# DATA SUPPLIED
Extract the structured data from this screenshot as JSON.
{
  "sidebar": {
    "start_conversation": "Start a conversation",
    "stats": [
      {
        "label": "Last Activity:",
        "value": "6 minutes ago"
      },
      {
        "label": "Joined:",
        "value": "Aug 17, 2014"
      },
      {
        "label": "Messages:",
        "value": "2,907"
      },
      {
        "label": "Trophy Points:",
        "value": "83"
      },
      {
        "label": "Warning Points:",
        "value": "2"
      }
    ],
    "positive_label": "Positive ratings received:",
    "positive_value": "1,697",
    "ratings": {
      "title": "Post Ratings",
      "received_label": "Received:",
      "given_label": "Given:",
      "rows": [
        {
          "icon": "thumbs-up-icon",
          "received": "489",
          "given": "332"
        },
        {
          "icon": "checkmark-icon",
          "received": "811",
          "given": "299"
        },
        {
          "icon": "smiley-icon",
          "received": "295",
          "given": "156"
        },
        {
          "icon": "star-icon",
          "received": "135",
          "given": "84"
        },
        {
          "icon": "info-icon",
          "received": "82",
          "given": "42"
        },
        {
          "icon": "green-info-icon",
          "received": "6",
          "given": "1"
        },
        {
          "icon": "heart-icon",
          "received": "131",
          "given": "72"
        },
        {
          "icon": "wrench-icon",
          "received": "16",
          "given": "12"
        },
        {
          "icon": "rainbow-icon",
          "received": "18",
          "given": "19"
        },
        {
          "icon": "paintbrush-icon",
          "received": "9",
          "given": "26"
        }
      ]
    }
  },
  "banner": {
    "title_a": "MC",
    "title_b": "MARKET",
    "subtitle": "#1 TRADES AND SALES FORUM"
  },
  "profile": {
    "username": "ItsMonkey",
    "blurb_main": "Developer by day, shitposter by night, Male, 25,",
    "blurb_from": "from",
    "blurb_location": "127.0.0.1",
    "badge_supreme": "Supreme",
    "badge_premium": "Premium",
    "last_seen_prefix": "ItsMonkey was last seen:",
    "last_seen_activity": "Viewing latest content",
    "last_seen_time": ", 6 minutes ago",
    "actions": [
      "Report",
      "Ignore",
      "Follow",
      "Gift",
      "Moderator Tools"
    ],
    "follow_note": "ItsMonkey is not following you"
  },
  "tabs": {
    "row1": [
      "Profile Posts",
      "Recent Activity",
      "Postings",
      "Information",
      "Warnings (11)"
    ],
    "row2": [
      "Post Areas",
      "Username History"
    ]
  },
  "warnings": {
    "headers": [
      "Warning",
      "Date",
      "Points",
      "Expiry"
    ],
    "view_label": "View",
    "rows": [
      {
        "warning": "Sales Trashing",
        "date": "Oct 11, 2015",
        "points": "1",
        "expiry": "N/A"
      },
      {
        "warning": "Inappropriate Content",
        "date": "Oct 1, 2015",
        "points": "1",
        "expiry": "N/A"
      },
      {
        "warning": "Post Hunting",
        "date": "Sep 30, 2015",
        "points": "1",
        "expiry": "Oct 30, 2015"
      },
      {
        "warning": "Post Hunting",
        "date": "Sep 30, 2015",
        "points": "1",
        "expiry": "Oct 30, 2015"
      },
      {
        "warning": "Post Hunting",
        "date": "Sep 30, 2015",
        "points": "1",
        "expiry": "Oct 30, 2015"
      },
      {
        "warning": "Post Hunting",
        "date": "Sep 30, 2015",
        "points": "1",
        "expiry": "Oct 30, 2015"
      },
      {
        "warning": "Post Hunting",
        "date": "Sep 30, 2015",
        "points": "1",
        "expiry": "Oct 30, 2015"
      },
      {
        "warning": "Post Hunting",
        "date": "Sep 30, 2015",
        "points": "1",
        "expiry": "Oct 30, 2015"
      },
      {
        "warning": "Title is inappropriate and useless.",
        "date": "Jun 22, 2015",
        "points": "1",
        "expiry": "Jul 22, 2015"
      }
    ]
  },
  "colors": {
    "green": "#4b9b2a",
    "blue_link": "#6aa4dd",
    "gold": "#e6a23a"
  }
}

---

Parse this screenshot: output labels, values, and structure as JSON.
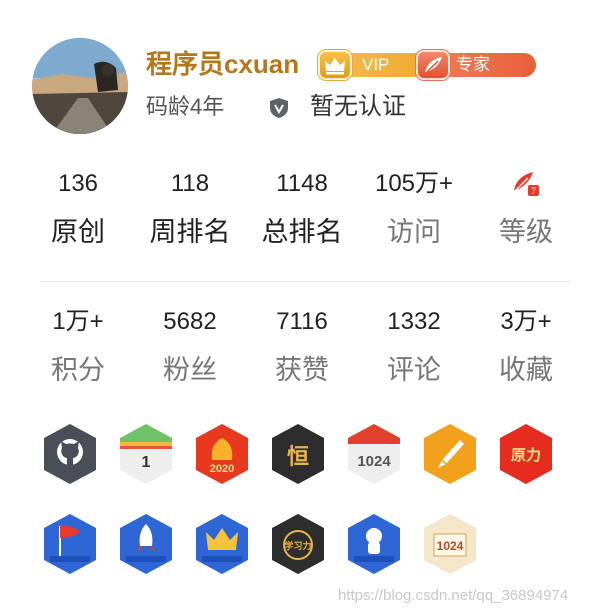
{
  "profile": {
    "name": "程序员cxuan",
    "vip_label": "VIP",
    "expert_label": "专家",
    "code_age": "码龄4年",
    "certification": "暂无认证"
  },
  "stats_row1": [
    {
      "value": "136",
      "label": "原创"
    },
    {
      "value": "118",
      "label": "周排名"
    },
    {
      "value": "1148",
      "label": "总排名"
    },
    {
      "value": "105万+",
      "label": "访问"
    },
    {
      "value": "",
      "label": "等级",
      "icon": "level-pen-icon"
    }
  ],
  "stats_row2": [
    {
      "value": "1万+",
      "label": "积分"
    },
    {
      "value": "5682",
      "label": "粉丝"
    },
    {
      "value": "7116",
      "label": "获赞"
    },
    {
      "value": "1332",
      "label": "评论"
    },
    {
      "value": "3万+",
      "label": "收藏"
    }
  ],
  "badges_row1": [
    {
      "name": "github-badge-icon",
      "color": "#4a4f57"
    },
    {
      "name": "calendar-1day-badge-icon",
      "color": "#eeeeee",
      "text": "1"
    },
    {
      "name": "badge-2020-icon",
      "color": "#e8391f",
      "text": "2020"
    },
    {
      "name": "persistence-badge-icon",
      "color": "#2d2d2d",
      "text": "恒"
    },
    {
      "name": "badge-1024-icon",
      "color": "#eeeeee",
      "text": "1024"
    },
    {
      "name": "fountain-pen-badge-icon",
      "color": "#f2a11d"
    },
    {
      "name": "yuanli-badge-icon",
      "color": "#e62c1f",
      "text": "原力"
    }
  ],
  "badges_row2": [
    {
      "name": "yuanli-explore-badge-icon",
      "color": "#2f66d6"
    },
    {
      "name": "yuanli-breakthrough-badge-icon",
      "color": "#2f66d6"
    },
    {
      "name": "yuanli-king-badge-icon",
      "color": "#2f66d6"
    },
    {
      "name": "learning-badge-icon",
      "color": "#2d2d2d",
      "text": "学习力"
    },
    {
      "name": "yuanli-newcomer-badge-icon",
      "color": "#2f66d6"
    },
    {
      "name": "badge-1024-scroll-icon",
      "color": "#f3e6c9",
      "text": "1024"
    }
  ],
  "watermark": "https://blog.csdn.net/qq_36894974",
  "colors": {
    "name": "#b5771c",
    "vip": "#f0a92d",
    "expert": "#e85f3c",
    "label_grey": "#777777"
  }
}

# PROBLEM DETAILS
Which lines of the data include "screenshot"? Copy each of them.

# RESPONSE BELOW
Extract the structured data from this screenshot as JSON.
Parse this screenshot: output labels, values, and structure as JSON.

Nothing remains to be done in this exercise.